▶ _TASK STATEMENT_
Read the records below and copy each line that contains "title".

··· INFORMATION SUPPLIED

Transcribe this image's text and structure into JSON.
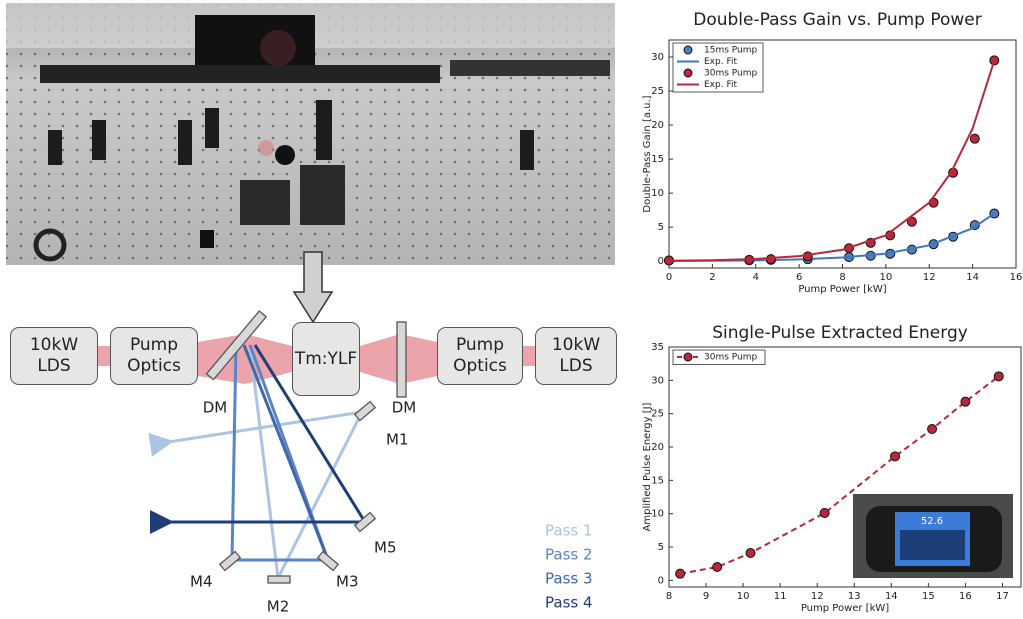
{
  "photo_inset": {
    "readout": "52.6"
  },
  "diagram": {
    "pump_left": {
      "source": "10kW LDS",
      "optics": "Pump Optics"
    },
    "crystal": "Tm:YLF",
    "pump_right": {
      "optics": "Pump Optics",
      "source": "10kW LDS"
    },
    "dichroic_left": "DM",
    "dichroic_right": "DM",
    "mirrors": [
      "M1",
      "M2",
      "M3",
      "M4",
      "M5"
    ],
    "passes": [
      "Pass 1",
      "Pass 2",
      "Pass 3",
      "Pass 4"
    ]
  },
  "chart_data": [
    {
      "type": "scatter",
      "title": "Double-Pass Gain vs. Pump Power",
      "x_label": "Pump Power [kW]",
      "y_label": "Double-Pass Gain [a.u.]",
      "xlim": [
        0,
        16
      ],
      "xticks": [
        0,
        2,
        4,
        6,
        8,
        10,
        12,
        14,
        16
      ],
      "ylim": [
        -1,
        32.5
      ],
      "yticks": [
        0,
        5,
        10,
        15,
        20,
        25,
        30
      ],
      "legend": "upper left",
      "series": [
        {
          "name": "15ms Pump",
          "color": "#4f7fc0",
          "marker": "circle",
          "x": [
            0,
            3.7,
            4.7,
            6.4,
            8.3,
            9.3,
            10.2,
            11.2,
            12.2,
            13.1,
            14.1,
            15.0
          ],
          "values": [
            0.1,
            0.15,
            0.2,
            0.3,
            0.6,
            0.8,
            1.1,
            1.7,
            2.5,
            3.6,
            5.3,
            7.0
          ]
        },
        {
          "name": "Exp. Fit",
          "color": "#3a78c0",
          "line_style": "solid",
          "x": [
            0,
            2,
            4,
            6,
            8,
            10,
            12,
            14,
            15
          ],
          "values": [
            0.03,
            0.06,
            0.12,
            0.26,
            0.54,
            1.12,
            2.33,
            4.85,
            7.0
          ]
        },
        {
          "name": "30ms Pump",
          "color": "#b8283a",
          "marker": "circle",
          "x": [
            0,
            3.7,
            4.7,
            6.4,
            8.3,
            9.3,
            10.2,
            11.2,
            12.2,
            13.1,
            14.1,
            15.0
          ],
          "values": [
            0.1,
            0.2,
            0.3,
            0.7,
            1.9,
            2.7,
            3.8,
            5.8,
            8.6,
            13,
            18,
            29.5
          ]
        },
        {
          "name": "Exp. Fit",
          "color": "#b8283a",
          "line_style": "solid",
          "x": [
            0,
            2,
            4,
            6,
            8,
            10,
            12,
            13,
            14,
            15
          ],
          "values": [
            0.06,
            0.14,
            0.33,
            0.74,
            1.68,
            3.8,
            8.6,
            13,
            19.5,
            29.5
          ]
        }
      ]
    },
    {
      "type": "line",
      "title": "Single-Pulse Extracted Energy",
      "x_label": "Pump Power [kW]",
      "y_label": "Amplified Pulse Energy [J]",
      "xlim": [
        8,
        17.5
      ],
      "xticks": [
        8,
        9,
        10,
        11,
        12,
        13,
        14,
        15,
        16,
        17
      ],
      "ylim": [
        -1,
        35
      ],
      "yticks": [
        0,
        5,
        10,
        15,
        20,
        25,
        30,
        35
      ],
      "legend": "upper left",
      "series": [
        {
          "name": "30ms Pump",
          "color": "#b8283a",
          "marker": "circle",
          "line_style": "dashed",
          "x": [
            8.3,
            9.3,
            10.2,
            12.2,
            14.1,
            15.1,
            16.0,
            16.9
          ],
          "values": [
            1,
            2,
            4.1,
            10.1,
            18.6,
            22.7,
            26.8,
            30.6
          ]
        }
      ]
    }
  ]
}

······
··· INFORMATION SUPPLIED

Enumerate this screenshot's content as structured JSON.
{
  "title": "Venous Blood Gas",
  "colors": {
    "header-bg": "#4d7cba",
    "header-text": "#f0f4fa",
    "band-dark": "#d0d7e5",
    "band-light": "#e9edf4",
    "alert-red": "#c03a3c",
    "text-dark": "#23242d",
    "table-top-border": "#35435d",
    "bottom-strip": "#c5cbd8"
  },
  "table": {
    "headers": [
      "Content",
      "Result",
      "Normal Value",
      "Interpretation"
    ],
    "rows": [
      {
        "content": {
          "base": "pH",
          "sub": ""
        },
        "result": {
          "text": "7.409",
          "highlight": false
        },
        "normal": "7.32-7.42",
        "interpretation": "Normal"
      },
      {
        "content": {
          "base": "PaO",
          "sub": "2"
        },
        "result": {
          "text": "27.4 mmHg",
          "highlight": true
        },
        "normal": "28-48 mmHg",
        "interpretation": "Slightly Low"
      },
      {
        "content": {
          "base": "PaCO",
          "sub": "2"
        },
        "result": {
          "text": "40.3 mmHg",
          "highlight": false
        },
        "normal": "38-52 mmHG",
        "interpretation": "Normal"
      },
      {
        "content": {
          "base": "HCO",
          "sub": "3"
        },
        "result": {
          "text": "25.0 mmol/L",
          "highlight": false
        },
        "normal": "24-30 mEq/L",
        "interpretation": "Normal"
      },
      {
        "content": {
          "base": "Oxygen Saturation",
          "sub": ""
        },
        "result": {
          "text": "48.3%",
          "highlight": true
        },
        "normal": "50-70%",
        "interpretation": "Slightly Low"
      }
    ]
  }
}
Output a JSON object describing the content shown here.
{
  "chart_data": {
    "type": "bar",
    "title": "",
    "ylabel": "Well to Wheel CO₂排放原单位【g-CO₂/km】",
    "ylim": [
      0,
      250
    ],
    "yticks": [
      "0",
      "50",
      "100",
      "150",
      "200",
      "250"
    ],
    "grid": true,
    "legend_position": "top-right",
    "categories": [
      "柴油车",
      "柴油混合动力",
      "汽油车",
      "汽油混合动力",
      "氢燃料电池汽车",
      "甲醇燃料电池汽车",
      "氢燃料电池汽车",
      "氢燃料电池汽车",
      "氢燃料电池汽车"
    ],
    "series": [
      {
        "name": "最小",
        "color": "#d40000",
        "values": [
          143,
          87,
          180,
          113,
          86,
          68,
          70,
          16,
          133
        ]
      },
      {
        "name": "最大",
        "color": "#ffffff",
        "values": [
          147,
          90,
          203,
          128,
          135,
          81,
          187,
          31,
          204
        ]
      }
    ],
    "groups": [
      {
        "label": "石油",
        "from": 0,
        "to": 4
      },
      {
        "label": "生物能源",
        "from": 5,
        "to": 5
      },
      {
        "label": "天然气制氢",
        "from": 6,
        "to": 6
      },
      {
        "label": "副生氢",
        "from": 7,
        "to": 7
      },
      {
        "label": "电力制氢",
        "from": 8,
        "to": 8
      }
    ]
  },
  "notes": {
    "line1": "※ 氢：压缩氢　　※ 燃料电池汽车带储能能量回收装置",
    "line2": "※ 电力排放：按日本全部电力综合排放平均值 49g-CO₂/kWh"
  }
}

······

▶ _TASK RESULT_
      "title": "Double-Pass Gain vs. Pump Power",
      "title": "Single-Pulse Extracted Energy",
  "title": "Venous Blood Gas",
    "title": "",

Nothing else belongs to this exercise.